## Problem to work on
For each line that holds "name", copy the line out.

(Figure content listings)
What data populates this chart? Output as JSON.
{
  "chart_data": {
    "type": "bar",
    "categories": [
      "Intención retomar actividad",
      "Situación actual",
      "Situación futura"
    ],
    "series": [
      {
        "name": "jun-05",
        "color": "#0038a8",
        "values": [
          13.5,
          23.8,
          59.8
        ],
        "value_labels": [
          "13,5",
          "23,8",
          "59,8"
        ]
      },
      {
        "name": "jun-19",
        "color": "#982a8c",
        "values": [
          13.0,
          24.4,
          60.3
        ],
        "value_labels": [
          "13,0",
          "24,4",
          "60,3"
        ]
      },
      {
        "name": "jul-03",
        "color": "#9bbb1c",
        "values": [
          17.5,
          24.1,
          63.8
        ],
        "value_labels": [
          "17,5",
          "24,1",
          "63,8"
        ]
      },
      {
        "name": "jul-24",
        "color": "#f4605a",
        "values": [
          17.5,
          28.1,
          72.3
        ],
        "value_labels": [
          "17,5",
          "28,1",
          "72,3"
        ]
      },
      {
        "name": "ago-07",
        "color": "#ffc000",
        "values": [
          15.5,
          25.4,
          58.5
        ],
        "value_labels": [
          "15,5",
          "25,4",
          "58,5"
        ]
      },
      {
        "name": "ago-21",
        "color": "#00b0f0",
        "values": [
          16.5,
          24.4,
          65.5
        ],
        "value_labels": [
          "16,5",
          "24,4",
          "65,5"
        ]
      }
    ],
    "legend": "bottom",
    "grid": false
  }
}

## Expected output
        "name": "jun-05",
        "name": "jun-19",
        "name": "jul-03",
        "name": "jul-24",
        "name": "ago-07",
        "name": "ago-21",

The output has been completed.